§ **TO DO**: Set the following entries down again exactly, line by line.

§ **DATA FOR THIS TASK**:

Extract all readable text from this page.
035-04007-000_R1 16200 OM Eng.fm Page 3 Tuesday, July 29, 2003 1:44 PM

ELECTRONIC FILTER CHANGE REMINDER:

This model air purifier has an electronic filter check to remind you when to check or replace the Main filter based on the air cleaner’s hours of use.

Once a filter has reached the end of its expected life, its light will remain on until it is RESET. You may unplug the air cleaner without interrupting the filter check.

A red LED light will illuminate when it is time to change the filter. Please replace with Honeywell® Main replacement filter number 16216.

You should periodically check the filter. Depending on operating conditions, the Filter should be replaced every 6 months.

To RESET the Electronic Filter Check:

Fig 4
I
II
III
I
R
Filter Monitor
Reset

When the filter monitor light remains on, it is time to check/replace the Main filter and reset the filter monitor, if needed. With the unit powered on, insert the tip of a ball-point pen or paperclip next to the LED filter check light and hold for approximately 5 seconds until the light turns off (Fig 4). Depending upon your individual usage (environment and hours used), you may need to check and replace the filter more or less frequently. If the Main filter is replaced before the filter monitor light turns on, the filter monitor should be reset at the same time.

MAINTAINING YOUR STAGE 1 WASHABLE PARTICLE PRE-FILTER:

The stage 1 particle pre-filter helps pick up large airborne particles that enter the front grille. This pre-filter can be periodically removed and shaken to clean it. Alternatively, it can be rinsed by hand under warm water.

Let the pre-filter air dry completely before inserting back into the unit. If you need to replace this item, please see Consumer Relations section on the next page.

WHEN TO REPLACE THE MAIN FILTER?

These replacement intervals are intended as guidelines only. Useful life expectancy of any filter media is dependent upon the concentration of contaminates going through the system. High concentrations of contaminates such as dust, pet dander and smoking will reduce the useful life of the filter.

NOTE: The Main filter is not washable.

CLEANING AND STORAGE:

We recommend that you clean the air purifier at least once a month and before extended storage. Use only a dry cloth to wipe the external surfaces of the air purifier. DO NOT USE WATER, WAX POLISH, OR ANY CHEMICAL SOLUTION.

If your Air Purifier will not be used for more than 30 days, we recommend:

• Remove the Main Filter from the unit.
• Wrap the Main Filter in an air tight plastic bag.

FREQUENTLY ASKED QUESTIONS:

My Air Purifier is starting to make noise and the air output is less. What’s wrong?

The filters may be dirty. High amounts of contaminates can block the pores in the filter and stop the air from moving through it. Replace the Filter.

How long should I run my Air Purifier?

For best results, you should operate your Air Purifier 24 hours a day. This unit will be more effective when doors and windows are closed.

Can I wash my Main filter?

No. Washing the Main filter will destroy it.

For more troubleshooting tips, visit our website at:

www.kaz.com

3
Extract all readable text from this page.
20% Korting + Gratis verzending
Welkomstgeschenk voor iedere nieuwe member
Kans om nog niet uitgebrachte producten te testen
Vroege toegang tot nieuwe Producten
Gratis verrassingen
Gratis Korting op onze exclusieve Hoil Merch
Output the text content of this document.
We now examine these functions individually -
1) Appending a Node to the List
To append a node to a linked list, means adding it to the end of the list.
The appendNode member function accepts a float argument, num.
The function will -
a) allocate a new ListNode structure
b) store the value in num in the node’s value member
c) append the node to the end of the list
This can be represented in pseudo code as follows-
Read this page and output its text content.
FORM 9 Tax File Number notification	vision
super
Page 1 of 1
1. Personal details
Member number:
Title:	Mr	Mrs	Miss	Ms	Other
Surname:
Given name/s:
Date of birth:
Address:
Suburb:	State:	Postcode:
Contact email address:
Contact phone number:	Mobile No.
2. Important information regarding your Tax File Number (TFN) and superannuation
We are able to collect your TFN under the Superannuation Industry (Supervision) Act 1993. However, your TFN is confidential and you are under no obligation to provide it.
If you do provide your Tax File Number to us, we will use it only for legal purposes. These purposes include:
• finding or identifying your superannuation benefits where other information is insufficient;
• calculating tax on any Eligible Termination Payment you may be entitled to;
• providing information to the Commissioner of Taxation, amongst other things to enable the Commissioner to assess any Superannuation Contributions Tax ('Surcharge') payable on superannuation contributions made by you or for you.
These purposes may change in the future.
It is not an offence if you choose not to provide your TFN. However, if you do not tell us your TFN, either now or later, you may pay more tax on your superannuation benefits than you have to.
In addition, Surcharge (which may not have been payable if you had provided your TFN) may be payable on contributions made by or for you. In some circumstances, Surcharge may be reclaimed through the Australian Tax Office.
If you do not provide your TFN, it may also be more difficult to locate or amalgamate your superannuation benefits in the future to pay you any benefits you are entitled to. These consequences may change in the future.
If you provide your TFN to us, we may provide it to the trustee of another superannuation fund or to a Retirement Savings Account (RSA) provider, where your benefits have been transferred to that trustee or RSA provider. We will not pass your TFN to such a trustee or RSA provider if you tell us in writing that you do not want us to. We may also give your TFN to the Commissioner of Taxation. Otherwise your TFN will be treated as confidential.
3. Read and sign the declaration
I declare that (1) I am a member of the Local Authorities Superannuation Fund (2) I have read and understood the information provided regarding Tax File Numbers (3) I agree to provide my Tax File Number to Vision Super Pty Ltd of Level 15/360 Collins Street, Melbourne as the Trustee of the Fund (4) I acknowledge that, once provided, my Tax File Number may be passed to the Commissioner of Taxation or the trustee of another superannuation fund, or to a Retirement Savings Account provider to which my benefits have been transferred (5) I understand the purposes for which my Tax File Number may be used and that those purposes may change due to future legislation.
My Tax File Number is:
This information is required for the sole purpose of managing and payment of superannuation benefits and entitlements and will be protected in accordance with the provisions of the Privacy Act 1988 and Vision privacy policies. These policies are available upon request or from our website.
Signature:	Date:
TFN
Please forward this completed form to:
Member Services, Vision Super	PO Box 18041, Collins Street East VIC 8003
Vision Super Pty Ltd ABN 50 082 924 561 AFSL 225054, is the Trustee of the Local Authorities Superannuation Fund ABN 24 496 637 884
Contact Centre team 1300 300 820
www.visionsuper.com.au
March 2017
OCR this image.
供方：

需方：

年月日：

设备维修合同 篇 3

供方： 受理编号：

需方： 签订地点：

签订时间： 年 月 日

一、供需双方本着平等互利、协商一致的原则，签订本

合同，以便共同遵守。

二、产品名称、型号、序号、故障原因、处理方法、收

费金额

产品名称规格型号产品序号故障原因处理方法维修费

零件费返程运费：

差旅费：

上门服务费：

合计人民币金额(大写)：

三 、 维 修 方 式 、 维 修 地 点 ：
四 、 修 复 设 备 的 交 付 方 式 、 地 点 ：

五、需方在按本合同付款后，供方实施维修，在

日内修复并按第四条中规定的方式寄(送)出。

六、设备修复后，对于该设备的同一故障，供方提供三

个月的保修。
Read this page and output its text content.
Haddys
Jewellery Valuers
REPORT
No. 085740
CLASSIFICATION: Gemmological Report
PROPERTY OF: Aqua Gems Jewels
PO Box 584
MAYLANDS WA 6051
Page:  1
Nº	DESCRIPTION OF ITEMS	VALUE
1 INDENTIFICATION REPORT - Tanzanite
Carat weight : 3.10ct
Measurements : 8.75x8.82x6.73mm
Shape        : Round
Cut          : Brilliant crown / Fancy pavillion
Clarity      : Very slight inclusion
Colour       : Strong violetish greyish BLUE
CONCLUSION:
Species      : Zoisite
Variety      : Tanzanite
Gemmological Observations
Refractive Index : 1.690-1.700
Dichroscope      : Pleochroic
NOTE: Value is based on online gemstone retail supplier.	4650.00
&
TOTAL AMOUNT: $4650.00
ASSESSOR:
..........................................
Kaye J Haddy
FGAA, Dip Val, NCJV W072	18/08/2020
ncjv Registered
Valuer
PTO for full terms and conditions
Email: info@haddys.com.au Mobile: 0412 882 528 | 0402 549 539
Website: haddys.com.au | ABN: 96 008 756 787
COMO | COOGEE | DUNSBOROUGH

§ **RESPONSE TO THIS TASK**:
Extract all readable text from this page.
035-04007-000_R1 16200 OM Eng.fm Page 3 Tuesday, July 29, 2003 1:44 PM

ELECTRONIC FILTER CHANGE REMINDER:

This model air purifier has an electronic filter check to remind you when to check or replace the Main filter based on the air cleaner’s hours of use.

Once a filter has reached the end of its expected life, its light will remain on until it is RESET. You may unplug the air cleaner without interrupting the filter check.

A red LED light will illuminate when it is time to change the filter. Please replace with Honeywell® Main replacement filter number 16216.

You should periodically check the filter. Depending on operating conditions, the Filter should be replaced every 6 months.

To RESET the Electronic Filter Check:

Fig 4
I
II
III
I
R
Filter Monitor
Reset

When the filter monitor light remains on, it is time to check/replace the Main filter and reset the filter monitor, if needed. With the unit powered on, insert the tip of a ball-point pen or paperclip next to the LED filter check light and hold for approximately 5 seconds until the light turns off (Fig 4). Depending upon your individual usage (environment and hours used), you may need to check and replace the filter more or less frequently. If the Main filter is replaced before the filter monitor light turns on, the filter monitor should be reset at the same time.

MAINTAINING YOUR STAGE 1 WASHABLE PARTICLE PRE-FILTER:

The stage 1 particle pre-filter helps pick up large airborne particles that enter the front grille. This pre-filter can be periodically removed and shaken to clean it. Alternatively, it can be rinsed by hand under warm water.

Let the pre-filter air dry completely before inserting back into the unit. If you need to replace this item, please see Consumer Relations section on the next page.

WHEN TO REPLACE THE MAIN FILTER?

These replacement intervals are intended as guidelines only. Useful life expectancy of any filter media is dependent upon the concentration of contaminates going through the system. High concentrations of contaminates such as dust, pet dander and smoking will reduce the useful life of the filter.

NOTE: The Main filter is not washable.

CLEANING AND STORAGE:

We recommend that you clean the air purifier at least once a month and before extended storage. Use only a dry cloth to wipe the external surfaces of the air purifier. DO NOT USE WATER, WAX POLISH, OR ANY CHEMICAL SOLUTION.

If your Air Purifier will not be used for more than 30 days, we recommend:

• Remove the Main Filter from the unit.
• Wrap the Main Filter in an air tight plastic bag.

FREQUENTLY ASKED QUESTIONS:

My Air Purifier is starting to make noise and the air output is less. What’s wrong?

The filters may be dirty. High amounts of contaminates can block the pores in the filter and stop the air from moving through it. Replace the Filter.

How long should I run my Air Purifier?

For best results, you should operate your Air Purifier 24 hours a day. This unit will be more effective when doors and windows are closed.

Can I wash my Main filter?

No. Washing the Main filter will destroy it.

For more troubleshooting tips, visit our website at:

www.kaz.com

3
Extract all readable text from this page.
20% Korting + Gratis verzending
Welkomstgeschenk voor iedere nieuwe member
Kans om nog niet uitgebrachte producten te testen
Vroege toegang tot nieuwe Producten
Gratis verrassingen
Gratis Korting op onze exclusieve Hoil Merch
Output the text content of this document.
We now examine these functions individually -
1) Appending a Node to the List
To append a node to a linked list, means adding it to the end of the list.
The appendNode member function accepts a float argument, num.
The function will -
a) allocate a new ListNode structure
b) store the value in num in the node’s value member
c) append the node to the end of the list
This can be represented in pseudo code as follows-
Read this page and output its text content.
FORM 9 Tax File Number notification	vision
super
Page 1 of 1
1. Personal details
Member number:
Title:	Mr	Mrs	Miss	Ms	Other
Surname:
Given name/s:
Date of birth:
Address:
Suburb:	State:	Postcode:
Contact email address:
Contact phone number:	Mobile No.
2. Important information regarding your Tax File Number (TFN) and superannuation
We are able to collect your TFN under the Superannuation Industry (Supervision) Act 1993. However, your TFN is confidential and you are under no obligation to provide it.
If you do provide your Tax File Number to us, we will use it only for legal purposes. These purposes include:
• finding or identifying your superannuation benefits where other information is insufficient;
• calculating tax on any Eligible Termination Payment you may be entitled to;
• providing information to the Commissioner of Taxation, amongst other things to enable the Commissioner to assess any Superannuation Contributions Tax ('Surcharge') payable on superannuation contributions made by you or for you.
These purposes may change in the future.
It is not an offence if you choose not to provide your TFN. However, if you do not tell us your TFN, either now or later, you may pay more tax on your superannuation benefits than you have to.
In addition, Surcharge (which may not have been payable if you had provided your TFN) may be payable on contributions made by or for you. In some circumstances, Surcharge may be reclaimed through the Australian Tax Office.
If you do not provide your TFN, it may also be more difficult to locate or amalgamate your superannuation benefits in the future to pay you any benefits you are entitled to. These consequences may change in the future.
If you provide your TFN to us, we may provide it to the trustee of another superannuation fund or to a Retirement Savings Account (RSA) provider, where your benefits have been transferred to that trustee or RSA provider. We will not pass your TFN to such a trustee or RSA provider if you tell us in writing that you do not want us to. We may also give your TFN to the Commissioner of Taxation. Otherwise your TFN will be treated as confidential.
3. Read and sign the declaration
I declare that (1) I am a member of the Local Authorities Superannuation Fund (2) I have read and understood the information provided regarding Tax File Numbers (3) I agree to provide my Tax File Number to Vision Super Pty Ltd of Level 15/360 Collins Street, Melbourne as the Trustee of the Fund (4) I acknowledge that, once provided, my Tax File Number may be passed to the Commissioner of Taxation or the trustee of another superannuation fund, or to a Retirement Savings Account provider to which my benefits have been transferred (5) I understand the purposes for which my Tax File Number may be used and that those purposes may change due to future legislation.
My Tax File Number is:
This information is required for the sole purpose of managing and payment of superannuation benefits and entitlements and will be protected in accordance with the provisions of the Privacy Act 1988 and Vision privacy policies. These policies are available upon request or from our website.
Signature:	Date:
TFN
Please forward this completed form to:
Member Services, Vision Super	PO Box 18041, Collins Street East VIC 8003
Vision Super Pty Ltd ABN 50 082 924 561 AFSL 225054, is the Trustee of the Local Authorities Superannuation Fund ABN 24 496 637 884
Contact Centre team 1300 300 820
www.visionsuper.com.au
March 2017
OCR this image.
供方：

需方：

年月日：

设备维修合同 篇 3

供方： 受理编号：

需方： 签订地点：

签订时间： 年 月 日

一、供需双方本着平等互利、协商一致的原则，签订本

合同，以便共同遵守。

二、产品名称、型号、序号、故障原因、处理方法、收

费金额

产品名称规格型号产品序号故障原因处理方法维修费

零件费返程运费：

差旅费：

上门服务费：

合计人民币金额(大写)：

三 、 维 修 方 式 、 维 修 地 点 ：
四 、 修 复 设 备 的 交 付 方 式 、 地 点 ：

五、需方在按本合同付款后，供方实施维修，在

日内修复并按第四条中规定的方式寄(送)出。

六、设备修复后，对于该设备的同一故障，供方提供三

个月的保修。
Read this page and output its text content.
Haddys
Jewellery Valuers
REPORT
No. 085740
CLASSIFICATION: Gemmological Report
PROPERTY OF: Aqua Gems Jewels
PO Box 584
MAYLANDS WA 6051
Page:  1
Nº	DESCRIPTION OF ITEMS	VALUE
1 INDENTIFICATION REPORT - Tanzanite
Carat weight : 3.10ct
Measurements : 8.75x8.82x6.73mm
Shape        : Round
Cut          : Brilliant crown / Fancy pavillion
Clarity      : Very slight inclusion
Colour       : Strong violetish greyish BLUE
CONCLUSION:
Species      : Zoisite
Variety      : Tanzanite
Gemmological Observations
Refractive Index : 1.690-1.700
Dichroscope      : Pleochroic
NOTE: Value is based on online gemstone retail supplier.	4650.00
&
TOTAL AMOUNT: $4650.00
ASSESSOR:
..........................................
Kaye J Haddy
FGAA, Dip Val, NCJV W072	18/08/2020
ncjv Registered
Valuer
PTO for full terms and conditions
Email: info@haddys.com.au Mobile: 0412 882 528 | 0402 549 539
Website: haddys.com.au | ABN: 96 008 756 787
COMO | COOGEE | DUNSBOROUGH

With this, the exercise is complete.